** start of ENTRIES SHOWN **

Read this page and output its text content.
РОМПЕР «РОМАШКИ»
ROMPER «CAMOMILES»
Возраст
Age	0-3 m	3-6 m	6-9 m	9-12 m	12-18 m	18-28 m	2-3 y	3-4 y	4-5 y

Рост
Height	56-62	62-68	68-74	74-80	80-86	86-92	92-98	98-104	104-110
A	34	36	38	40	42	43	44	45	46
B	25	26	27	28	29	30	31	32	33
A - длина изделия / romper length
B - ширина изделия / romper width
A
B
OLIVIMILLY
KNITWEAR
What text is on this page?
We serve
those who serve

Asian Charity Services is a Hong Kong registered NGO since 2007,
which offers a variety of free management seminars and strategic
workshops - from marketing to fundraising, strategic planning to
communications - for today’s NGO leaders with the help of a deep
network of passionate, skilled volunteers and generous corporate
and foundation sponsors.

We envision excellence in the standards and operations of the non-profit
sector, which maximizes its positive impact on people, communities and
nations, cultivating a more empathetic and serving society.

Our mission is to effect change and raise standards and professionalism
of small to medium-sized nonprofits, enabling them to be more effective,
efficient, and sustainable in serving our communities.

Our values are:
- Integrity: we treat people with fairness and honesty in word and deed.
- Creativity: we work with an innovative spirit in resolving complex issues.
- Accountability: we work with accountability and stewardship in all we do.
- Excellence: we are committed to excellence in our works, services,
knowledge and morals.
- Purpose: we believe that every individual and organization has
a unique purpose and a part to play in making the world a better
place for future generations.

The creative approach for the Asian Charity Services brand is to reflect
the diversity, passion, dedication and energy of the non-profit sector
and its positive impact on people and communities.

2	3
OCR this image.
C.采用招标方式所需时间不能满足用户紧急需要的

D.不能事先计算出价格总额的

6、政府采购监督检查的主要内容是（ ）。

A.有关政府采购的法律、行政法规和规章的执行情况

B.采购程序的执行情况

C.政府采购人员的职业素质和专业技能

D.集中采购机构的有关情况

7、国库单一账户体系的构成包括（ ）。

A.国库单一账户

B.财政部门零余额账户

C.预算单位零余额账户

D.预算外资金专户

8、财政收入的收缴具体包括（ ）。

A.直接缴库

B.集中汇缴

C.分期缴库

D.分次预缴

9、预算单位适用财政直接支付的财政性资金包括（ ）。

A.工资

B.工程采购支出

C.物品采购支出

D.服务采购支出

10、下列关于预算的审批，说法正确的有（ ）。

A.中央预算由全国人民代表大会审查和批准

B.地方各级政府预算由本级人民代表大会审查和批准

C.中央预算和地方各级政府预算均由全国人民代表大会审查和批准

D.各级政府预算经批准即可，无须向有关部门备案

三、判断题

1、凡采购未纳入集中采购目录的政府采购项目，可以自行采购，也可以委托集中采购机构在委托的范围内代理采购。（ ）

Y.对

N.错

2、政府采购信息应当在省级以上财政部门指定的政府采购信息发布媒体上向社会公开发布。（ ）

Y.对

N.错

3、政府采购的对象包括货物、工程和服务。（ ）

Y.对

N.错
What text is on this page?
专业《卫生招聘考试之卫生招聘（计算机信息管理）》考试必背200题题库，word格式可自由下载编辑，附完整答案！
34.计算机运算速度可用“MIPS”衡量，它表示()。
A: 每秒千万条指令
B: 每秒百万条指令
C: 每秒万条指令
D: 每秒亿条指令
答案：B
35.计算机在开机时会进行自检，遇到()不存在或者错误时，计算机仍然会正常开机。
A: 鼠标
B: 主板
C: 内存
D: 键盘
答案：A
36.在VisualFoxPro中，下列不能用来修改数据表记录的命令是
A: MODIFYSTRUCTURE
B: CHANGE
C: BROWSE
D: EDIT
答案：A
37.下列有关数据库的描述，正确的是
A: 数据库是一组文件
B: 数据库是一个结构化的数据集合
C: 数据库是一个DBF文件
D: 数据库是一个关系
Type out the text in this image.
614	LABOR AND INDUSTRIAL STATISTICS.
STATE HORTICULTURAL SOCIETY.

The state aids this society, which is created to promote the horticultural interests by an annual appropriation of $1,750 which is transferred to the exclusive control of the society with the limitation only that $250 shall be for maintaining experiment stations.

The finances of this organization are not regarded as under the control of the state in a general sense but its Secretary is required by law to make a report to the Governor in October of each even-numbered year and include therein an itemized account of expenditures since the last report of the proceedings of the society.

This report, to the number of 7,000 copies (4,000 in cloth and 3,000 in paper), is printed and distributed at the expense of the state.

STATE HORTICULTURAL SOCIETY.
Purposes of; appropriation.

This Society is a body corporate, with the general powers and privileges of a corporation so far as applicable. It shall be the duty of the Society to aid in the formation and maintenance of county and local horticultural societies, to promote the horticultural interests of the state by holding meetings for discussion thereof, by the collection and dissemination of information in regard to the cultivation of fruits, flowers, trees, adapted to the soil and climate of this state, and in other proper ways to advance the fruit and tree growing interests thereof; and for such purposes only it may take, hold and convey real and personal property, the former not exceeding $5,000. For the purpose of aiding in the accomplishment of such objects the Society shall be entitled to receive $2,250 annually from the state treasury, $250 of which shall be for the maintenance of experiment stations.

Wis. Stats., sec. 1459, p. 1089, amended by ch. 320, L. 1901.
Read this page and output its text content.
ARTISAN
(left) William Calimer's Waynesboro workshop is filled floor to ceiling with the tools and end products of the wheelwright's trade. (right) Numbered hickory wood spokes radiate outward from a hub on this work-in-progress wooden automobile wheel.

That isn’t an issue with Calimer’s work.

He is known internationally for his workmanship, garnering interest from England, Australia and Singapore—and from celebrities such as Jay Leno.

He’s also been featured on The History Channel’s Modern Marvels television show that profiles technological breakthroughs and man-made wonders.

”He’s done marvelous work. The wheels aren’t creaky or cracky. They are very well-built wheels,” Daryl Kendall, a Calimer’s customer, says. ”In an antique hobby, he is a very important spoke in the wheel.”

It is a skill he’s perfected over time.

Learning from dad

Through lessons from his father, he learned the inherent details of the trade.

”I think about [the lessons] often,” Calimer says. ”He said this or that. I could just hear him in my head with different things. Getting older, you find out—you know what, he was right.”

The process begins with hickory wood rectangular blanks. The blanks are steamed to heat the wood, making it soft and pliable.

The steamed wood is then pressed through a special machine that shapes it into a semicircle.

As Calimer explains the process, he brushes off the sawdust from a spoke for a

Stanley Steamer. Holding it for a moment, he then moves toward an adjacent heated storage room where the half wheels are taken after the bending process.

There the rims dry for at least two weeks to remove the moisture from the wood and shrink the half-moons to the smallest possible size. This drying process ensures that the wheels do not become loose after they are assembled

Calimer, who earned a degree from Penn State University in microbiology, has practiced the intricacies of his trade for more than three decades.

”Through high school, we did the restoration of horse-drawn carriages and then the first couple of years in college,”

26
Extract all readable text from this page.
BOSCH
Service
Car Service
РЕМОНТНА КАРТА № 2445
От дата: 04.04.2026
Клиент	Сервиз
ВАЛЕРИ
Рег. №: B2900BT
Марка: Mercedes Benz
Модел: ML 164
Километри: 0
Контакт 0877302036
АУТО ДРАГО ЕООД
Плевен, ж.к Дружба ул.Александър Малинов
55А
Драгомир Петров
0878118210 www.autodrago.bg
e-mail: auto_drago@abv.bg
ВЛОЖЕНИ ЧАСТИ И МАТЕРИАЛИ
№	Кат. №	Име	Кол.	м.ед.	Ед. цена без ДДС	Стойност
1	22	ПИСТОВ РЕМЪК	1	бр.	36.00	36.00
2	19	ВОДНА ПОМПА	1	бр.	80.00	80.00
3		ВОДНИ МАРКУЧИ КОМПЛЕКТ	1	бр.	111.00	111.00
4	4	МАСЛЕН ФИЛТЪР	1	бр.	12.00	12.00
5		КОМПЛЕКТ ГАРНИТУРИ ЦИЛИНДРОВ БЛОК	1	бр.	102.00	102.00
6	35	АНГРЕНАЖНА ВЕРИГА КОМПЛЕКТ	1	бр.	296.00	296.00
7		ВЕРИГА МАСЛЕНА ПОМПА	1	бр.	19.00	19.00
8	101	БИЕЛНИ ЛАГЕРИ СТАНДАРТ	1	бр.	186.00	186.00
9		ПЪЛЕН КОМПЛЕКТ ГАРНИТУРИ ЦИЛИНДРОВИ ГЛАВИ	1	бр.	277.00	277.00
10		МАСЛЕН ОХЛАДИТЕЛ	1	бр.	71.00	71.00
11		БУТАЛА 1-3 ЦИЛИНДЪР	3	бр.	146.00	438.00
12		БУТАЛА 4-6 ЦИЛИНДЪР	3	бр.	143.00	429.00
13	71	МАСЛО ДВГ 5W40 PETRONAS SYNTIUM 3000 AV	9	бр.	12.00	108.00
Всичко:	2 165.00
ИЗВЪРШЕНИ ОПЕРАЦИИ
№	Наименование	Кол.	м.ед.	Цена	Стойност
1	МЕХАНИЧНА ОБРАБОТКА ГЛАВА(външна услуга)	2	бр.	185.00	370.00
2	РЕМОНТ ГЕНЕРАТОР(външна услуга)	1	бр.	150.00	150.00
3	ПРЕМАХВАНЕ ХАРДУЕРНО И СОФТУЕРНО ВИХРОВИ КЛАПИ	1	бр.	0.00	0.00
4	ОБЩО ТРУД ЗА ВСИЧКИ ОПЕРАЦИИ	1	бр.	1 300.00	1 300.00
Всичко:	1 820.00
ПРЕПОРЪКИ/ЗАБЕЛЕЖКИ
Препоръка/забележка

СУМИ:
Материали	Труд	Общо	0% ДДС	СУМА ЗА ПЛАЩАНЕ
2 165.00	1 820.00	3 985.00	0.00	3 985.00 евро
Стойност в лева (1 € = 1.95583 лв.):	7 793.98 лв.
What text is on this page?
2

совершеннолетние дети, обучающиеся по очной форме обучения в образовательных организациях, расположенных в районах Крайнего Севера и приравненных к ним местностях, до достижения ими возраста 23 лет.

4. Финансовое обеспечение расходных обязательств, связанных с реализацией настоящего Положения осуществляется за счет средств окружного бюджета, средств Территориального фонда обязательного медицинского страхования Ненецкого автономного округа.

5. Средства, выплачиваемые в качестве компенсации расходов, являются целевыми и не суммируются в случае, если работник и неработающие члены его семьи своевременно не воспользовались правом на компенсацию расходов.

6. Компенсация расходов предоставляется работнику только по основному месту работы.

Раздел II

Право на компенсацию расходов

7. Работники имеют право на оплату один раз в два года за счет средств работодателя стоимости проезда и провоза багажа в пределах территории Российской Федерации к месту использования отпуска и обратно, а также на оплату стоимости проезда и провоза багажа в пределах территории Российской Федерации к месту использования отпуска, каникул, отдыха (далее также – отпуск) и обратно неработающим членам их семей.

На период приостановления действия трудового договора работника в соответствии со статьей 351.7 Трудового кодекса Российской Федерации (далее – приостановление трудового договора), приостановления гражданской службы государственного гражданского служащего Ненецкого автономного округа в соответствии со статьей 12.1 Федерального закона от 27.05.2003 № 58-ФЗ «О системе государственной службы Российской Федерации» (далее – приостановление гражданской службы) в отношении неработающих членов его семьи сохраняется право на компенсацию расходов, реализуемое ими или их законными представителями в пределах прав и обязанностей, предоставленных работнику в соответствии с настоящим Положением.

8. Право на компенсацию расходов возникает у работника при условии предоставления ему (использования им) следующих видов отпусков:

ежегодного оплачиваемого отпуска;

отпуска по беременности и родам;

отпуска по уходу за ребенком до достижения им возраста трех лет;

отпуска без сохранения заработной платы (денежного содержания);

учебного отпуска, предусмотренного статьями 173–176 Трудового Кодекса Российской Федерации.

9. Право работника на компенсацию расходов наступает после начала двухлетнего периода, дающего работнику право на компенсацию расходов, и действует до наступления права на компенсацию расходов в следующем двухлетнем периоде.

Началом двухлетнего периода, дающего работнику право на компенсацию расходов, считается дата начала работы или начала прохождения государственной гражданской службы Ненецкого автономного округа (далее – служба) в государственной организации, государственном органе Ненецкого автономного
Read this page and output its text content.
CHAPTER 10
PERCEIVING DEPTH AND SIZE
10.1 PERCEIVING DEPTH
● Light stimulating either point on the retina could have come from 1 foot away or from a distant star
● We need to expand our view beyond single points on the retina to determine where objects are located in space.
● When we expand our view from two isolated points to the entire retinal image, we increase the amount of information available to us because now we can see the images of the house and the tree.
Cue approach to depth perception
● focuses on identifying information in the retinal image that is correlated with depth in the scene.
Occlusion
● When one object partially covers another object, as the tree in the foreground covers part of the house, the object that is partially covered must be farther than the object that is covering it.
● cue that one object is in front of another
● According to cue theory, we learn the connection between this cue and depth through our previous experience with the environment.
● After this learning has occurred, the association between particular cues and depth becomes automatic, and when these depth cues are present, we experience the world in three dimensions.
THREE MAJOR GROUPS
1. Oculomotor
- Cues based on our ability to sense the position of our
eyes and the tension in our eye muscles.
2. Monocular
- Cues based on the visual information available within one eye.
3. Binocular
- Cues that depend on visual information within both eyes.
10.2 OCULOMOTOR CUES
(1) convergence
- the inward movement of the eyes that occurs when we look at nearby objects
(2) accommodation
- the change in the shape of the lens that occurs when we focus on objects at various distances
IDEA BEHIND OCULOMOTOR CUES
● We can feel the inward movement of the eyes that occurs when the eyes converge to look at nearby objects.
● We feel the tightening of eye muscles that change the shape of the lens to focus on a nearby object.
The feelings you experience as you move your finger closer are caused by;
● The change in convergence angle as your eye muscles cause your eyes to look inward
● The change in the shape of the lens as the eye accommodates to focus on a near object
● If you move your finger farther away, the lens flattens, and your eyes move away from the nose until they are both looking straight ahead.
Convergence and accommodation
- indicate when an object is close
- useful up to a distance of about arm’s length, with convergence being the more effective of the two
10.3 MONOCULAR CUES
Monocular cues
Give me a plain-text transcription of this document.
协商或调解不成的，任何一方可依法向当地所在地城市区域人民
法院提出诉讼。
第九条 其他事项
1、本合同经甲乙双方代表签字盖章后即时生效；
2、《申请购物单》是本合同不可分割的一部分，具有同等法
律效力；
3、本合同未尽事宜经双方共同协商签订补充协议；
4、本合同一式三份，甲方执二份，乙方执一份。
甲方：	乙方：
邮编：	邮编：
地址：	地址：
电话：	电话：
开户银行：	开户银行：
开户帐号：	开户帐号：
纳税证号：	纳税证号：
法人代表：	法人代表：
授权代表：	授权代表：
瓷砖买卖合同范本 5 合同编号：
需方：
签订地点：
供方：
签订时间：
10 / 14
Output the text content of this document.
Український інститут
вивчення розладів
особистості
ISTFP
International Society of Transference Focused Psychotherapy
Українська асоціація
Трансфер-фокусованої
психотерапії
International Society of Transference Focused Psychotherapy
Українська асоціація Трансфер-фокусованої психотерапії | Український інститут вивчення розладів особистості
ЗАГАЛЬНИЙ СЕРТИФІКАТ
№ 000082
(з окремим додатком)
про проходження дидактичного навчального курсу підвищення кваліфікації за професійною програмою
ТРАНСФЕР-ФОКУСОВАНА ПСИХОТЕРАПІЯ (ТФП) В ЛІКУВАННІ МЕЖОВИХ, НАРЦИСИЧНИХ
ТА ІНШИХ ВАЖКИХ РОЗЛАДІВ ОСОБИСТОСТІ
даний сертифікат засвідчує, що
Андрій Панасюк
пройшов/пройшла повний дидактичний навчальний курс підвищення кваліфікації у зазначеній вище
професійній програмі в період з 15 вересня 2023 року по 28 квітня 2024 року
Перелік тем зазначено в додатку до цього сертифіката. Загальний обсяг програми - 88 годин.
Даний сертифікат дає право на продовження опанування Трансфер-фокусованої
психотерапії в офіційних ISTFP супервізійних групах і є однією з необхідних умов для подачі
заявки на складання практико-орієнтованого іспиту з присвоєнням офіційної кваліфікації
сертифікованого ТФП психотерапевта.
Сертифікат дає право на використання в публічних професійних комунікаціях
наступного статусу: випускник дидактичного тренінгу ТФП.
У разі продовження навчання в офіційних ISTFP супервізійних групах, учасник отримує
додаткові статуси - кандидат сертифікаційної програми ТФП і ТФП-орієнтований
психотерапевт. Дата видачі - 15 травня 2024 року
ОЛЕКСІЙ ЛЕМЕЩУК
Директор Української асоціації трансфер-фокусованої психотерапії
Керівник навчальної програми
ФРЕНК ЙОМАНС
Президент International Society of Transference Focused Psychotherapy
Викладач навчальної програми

** end of ENTRIES SHOWN **

DIRECTIONS FOR THIS TASK. Look over the listing above. Pick out and copy every line that includes "року".

TASK ANSWER.
професійній програмі в період з 15 вересня 2023 року по 28 квітня 2024 року
психотерапевт. Дата видачі - 15 травня 2024 року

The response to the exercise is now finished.